--- Begin PROVIDED DATA ---
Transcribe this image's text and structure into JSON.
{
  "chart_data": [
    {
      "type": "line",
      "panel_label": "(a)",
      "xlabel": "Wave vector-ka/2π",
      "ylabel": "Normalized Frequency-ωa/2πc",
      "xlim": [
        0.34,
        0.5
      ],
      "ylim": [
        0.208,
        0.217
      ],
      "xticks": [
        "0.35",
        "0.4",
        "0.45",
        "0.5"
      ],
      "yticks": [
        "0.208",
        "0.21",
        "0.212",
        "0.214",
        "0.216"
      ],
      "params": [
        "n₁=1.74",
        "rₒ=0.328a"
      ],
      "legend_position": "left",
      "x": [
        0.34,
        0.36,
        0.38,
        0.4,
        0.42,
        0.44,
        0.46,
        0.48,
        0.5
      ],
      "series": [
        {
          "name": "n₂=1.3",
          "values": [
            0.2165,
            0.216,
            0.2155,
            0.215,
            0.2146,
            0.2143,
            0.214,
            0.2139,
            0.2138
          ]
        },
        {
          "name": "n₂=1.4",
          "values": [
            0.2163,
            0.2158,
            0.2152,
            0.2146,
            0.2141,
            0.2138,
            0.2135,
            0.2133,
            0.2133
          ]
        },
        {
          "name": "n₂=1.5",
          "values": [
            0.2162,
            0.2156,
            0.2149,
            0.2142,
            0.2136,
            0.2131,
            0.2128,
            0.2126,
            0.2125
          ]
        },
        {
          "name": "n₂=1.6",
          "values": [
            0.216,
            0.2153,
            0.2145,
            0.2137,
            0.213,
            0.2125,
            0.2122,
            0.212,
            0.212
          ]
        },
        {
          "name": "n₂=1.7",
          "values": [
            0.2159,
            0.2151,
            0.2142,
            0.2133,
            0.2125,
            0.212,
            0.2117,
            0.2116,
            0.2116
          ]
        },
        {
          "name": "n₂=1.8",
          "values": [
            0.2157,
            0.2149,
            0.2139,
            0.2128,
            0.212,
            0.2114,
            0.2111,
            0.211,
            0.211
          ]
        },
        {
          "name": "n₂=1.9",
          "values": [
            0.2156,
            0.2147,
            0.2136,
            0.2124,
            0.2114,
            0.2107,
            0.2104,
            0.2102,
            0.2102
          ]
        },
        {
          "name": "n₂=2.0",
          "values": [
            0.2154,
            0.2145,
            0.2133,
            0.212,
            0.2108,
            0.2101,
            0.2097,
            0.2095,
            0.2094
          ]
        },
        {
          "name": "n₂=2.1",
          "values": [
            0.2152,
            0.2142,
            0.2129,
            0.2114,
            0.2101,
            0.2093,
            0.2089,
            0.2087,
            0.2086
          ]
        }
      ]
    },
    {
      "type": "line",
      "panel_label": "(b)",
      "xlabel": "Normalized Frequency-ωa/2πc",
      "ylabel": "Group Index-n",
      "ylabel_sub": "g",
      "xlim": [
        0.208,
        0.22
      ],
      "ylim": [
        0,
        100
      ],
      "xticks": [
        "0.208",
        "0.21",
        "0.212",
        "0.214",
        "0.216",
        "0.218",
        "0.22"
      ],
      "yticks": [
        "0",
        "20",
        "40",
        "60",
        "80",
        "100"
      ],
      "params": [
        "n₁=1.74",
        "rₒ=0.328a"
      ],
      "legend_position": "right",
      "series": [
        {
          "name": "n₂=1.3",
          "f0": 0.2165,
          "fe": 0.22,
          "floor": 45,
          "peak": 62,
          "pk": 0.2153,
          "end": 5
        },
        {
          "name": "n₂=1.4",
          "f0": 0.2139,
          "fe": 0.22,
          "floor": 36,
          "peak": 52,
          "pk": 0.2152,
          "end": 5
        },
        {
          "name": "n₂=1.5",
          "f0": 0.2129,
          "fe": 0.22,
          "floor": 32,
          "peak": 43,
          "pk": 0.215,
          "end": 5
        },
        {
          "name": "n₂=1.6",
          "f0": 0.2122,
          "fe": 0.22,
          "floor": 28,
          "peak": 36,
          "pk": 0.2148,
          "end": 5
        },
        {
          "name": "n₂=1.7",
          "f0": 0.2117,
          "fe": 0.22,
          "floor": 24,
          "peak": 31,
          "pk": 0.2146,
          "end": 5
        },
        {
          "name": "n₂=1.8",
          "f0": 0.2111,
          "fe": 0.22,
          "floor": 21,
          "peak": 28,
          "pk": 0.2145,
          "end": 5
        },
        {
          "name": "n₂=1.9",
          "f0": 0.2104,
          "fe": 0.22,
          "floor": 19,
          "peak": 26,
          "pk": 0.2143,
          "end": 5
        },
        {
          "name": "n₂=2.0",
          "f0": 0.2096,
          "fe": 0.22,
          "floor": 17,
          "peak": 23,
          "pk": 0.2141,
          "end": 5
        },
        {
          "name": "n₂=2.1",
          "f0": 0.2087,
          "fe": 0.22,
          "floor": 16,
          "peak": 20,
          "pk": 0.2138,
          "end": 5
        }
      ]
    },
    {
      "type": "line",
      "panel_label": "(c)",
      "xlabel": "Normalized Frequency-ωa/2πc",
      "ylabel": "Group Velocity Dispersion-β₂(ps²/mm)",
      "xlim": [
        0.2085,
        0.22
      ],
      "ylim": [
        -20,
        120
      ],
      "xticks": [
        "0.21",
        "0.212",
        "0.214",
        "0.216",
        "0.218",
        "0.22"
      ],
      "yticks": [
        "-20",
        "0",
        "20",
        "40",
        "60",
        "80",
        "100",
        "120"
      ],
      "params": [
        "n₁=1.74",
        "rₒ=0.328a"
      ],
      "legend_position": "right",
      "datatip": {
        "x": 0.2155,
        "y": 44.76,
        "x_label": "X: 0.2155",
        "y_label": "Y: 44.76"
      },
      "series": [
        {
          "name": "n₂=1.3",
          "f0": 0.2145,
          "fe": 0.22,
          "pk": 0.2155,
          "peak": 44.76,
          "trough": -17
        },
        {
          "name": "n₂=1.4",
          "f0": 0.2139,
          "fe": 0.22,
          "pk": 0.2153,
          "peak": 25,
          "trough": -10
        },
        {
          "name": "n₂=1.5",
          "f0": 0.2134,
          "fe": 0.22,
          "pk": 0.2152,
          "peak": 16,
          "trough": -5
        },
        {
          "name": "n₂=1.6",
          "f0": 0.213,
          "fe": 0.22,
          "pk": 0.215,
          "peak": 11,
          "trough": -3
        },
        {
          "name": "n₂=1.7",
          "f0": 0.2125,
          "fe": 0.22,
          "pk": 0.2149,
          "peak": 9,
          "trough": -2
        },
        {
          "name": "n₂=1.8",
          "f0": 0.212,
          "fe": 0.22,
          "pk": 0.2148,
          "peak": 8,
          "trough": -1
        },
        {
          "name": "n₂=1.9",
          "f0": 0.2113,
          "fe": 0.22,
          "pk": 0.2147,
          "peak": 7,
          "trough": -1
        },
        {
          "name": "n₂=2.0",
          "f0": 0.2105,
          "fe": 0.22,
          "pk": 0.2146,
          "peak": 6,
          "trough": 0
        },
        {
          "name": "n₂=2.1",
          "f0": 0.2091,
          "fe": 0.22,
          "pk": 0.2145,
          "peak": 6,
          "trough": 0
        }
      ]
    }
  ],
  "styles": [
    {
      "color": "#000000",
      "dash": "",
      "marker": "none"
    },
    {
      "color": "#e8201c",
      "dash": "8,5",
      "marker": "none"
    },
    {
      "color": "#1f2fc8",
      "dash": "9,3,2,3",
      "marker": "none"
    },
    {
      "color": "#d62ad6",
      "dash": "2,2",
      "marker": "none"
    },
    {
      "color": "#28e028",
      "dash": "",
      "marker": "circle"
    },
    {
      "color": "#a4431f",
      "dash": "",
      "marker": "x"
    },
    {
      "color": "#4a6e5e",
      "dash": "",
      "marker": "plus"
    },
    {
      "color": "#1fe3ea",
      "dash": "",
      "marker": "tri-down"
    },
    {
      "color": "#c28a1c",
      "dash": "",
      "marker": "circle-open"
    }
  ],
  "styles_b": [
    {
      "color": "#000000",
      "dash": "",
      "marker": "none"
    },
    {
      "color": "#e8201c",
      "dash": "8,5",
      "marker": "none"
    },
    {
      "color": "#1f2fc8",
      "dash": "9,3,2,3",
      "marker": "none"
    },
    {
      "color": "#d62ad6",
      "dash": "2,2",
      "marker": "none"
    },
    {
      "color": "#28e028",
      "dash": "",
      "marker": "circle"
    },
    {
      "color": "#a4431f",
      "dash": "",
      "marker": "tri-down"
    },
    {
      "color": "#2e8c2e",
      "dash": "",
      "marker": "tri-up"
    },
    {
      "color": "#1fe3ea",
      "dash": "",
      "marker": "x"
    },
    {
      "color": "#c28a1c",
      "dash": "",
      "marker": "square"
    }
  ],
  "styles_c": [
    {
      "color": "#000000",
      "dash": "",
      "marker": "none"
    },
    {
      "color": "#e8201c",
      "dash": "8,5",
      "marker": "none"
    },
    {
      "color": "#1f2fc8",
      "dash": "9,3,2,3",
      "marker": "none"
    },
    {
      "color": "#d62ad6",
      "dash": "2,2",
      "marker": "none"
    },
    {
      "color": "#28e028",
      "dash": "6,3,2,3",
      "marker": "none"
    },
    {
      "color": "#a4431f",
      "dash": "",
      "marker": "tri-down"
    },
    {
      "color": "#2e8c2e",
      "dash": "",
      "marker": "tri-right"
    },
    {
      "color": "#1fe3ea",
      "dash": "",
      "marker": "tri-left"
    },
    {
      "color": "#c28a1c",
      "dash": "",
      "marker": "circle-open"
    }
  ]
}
--- End PROVIDED DATA ---
▸ GIVEN TASK
Sift the material for lines with the string "Group". Copy each one found.

▸ RESULT OF THIS TASK
      "ylabel": "Group Index-n",
      "ylabel": "Group Velocity Dispersion-β₂(ps²/mm)",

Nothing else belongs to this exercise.